What you will do:
Pick out every line with the word "हरभवन" and copy it.

Entries supplied:
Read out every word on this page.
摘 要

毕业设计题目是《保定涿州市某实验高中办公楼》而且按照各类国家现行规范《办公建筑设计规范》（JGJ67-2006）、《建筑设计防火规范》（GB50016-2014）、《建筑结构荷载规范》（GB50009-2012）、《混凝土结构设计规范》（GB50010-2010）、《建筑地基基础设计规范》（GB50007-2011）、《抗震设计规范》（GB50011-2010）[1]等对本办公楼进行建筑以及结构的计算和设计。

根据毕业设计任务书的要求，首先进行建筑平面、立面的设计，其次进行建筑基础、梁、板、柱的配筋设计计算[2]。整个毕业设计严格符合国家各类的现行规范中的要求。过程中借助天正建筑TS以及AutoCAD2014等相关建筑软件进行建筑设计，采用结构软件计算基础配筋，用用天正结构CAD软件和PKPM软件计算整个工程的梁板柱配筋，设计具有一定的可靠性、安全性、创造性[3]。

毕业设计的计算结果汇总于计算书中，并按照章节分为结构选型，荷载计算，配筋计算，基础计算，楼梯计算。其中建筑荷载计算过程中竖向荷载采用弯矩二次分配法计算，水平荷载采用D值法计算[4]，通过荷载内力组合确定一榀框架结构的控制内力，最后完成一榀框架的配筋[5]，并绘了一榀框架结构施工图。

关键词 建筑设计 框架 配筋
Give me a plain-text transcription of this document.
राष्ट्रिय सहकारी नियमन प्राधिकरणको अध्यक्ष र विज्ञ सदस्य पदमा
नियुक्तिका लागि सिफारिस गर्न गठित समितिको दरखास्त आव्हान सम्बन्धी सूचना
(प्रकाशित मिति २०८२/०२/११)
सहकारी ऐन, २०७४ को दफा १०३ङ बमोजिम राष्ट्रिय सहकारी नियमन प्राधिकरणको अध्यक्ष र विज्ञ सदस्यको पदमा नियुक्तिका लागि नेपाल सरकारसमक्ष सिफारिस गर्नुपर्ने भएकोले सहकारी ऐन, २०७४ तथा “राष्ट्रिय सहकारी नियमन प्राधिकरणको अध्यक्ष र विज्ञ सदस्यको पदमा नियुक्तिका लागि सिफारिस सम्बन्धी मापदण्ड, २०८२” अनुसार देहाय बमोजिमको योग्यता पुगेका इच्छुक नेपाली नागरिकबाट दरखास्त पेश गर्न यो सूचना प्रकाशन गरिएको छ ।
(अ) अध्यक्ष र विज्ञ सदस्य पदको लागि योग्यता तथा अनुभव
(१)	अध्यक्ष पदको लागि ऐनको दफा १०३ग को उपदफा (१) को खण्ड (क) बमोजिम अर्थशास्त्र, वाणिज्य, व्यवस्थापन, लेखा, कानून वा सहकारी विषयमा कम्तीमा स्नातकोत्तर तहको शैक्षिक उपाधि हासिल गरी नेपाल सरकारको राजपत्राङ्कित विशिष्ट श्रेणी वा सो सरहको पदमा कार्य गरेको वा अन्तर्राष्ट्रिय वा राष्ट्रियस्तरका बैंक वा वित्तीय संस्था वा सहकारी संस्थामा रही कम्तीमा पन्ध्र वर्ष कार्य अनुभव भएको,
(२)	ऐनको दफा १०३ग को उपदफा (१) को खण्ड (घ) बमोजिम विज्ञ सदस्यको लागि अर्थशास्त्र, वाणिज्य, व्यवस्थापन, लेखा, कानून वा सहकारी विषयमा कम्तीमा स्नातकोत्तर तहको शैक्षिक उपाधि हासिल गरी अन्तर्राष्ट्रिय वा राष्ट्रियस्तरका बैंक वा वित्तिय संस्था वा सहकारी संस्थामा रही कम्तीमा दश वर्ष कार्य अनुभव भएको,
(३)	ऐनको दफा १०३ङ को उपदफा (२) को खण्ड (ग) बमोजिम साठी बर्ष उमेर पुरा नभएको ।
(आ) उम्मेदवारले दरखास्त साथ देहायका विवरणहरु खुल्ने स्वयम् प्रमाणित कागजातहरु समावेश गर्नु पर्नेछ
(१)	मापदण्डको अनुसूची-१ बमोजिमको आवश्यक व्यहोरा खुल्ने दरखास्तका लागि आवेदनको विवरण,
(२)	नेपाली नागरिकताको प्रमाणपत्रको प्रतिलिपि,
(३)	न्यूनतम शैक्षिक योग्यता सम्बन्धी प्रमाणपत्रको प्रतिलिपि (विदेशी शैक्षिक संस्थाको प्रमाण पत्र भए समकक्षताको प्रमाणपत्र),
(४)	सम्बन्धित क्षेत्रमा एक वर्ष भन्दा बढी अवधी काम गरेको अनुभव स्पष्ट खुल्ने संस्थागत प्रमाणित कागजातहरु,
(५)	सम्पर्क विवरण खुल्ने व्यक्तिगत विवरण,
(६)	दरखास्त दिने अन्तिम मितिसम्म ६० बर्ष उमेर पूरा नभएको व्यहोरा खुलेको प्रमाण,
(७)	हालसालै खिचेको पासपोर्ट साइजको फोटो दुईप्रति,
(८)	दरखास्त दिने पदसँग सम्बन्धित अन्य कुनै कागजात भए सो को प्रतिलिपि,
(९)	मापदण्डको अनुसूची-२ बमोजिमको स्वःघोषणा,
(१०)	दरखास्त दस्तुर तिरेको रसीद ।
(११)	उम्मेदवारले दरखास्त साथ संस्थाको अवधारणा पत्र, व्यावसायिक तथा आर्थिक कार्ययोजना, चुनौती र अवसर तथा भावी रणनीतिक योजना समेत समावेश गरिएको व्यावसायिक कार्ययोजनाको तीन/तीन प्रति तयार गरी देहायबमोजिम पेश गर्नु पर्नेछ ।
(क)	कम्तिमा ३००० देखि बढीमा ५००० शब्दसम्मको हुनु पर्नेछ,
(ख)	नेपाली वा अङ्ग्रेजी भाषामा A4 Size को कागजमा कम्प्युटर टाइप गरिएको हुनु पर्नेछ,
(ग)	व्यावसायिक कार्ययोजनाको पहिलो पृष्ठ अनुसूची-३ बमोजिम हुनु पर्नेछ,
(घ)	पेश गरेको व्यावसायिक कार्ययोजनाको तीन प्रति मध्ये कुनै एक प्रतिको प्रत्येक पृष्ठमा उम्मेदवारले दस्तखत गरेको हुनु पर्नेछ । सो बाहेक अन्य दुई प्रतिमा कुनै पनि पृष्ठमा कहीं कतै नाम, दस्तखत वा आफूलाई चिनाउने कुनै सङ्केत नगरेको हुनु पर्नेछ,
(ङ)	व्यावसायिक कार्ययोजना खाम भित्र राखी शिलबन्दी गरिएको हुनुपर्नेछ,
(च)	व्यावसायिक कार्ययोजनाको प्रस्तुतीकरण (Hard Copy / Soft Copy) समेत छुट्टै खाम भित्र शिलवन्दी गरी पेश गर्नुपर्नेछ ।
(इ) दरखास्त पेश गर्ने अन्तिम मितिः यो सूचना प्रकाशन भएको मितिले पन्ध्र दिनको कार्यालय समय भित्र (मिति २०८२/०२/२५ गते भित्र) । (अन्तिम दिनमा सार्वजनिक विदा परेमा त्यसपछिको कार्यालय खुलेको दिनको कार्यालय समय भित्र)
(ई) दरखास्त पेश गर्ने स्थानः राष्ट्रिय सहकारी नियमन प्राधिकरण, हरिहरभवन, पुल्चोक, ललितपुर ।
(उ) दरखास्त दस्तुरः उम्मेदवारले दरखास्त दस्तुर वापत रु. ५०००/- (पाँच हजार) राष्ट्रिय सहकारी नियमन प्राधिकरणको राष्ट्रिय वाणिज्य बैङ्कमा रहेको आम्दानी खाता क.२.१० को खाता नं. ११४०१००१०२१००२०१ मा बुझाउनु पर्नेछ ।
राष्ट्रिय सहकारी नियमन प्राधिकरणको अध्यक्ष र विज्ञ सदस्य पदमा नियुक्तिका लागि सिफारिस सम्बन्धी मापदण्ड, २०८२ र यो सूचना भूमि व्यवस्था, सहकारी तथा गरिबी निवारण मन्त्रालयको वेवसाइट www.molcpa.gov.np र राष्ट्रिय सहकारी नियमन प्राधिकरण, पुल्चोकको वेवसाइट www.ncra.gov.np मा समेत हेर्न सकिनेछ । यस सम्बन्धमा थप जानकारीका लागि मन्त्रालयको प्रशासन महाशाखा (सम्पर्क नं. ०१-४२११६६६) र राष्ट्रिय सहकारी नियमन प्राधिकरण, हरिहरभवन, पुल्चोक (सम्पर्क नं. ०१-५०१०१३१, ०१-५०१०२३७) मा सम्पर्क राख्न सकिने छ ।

Response for this exercise:
(ई) दरखास्त पेश गर्ने स्थानः राष्ट्रिय सहकारी नियमन प्राधिकरण, हरिहरभवन, पुल्चोक, ललितपुर ।
राष्ट्रिय सहकारी नियमन प्राधिकरणको अध्यक्ष र विज्ञ सदस्य पदमा नियुक्तिका लागि सिफारिस सम्बन्धी मापदण्ड, २०८२ र यो सूचना भूमि व्यवस्था, सहकारी तथा गरिबी निवारण मन्त्रालयको वेवसाइट www.molcpa.gov.np र राष्ट्रिय सहकारी नियमन प्राधिकरण, पुल्चोकको वेवसाइट www.ncra.gov.np मा समेत हेर्न सकिनेछ । यस सम्बन्धमा थप जानकारीका लागि मन्त्रालयको प्रशासन महाशाखा (सम्पर्क नं. ०१-४२११६६६) र राष्ट्रिय सहकारी नियमन प्राधिकरण, हरिहरभवन, पुल्चोक (सम्पर्क नं. ०१-५०१०१३१, ०१-५०१०२३७) मा सम्पर्क राख्न सकिने छ ।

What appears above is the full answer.